• **Available records**
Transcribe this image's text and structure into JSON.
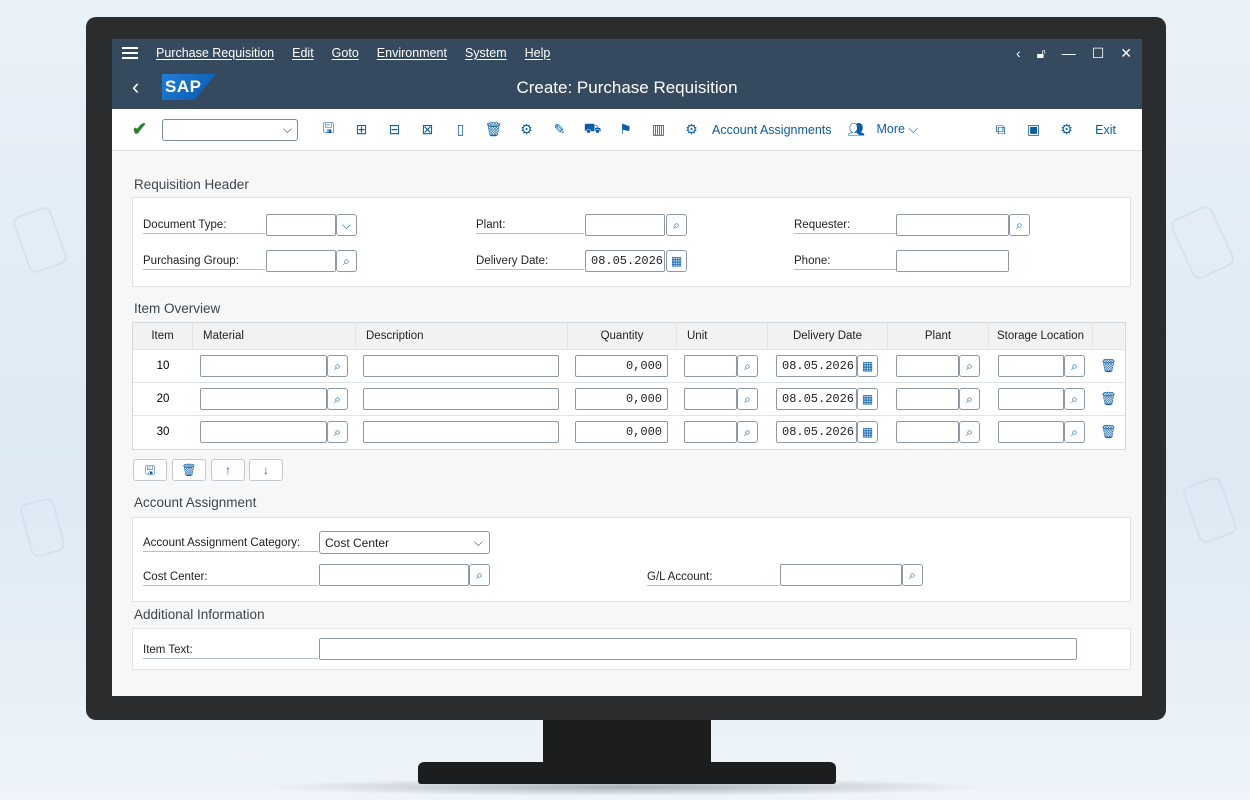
{
  "menu": {
    "items": [
      "Purchase Requisition",
      "Edit",
      "Goto",
      "Environment",
      "System",
      "Help"
    ]
  },
  "header": {
    "logo_text": "SAP",
    "title": "Create: Purchase Requisition"
  },
  "toolbar": {
    "account_assignments_label": "Account Assignments",
    "more_label": "More",
    "exit_label": "Exit"
  },
  "requisition_header": {
    "title": "Requisition Header",
    "document_type_label": "Document Type:",
    "purchasing_group_label": "Purchasing Group:",
    "plant_label": "Plant:",
    "delivery_date_label": "Delivery Date:",
    "delivery_date_value": "08.05.2026",
    "requester_label": "Requester:",
    "phone_label": "Phone:"
  },
  "item_overview": {
    "title": "Item Overview",
    "columns": [
      "Item",
      "Material",
      "Description",
      "Quantity",
      "Unit",
      "Delivery Date",
      "Plant",
      "Storage Location"
    ],
    "rows": [
      {
        "item": "10",
        "quantity": "0,000",
        "delivery_date": "08.05.2026"
      },
      {
        "item": "20",
        "quantity": "0,000",
        "delivery_date": "08.05.2026"
      },
      {
        "item": "30",
        "quantity": "0,000",
        "delivery_date": "08.05.2026"
      }
    ]
  },
  "account_assignment": {
    "title": "Account Assignment",
    "category_label": "Account Assignment Category:",
    "category_value": "Cost Center",
    "cost_center_label": "Cost Center:",
    "gl_account_label": "G/L Account:"
  },
  "additional_info": {
    "title": "Additional Information",
    "item_text_label": "Item Text:"
  },
  "colors": {
    "shell": "#354a5f",
    "accent": "#0a5da6",
    "check": "#2b7c2b"
  }
}
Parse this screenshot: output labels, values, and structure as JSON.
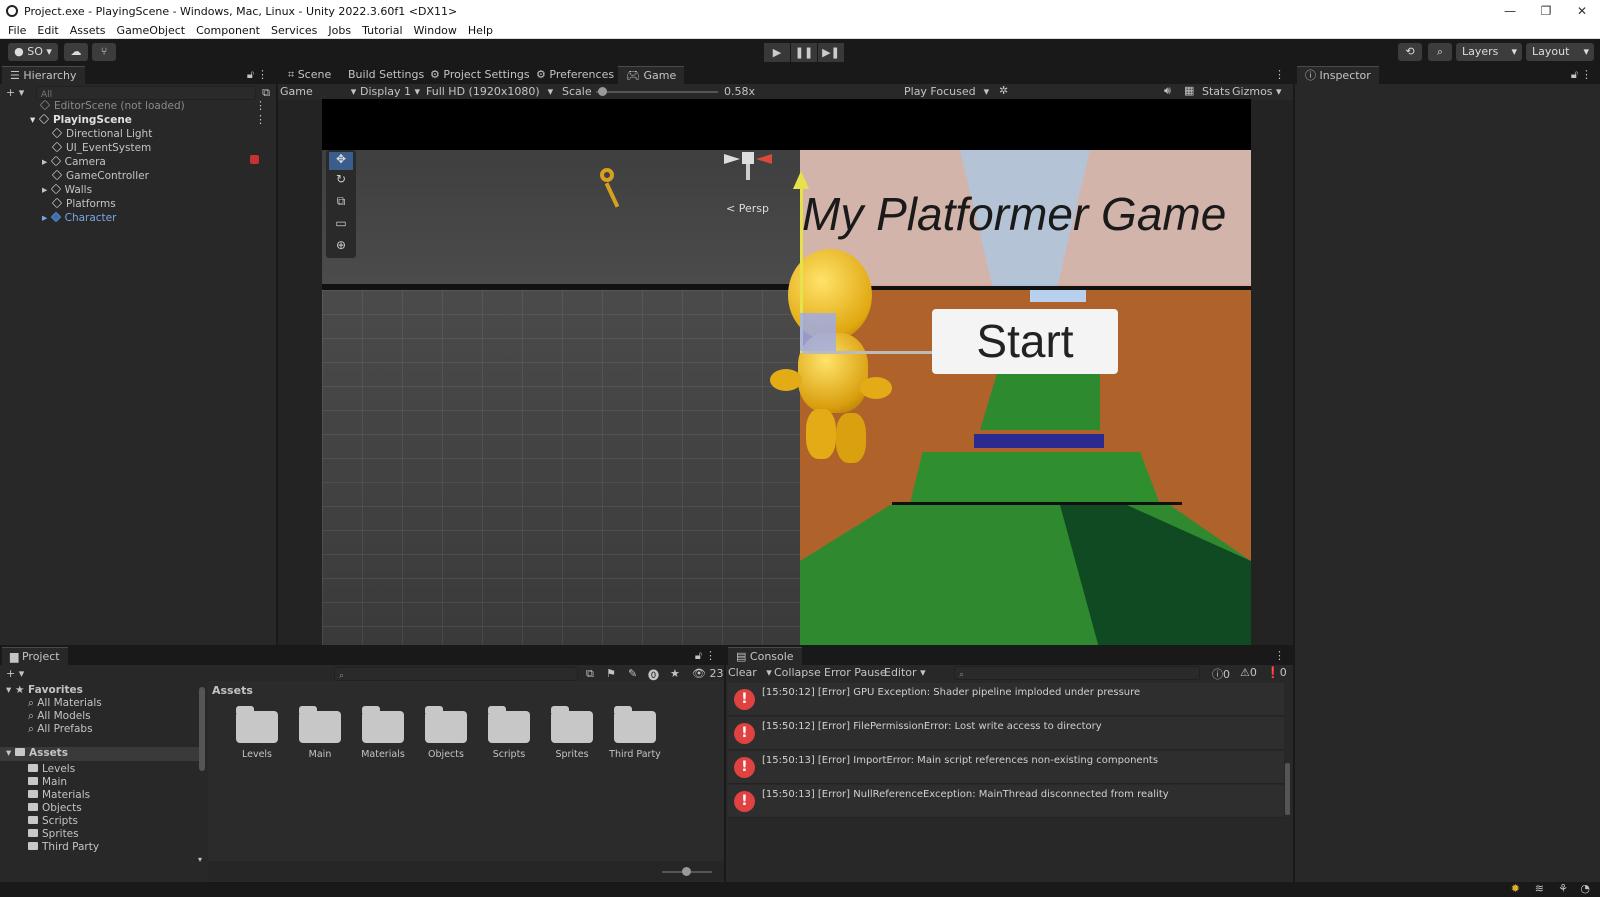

• **Request**
Extract every line from the records above that contains the word "structure".

• **Response below**
Transcribe this image's text and structure into JSON.
Parse this screenshot: output labels, values, and structure as JSON.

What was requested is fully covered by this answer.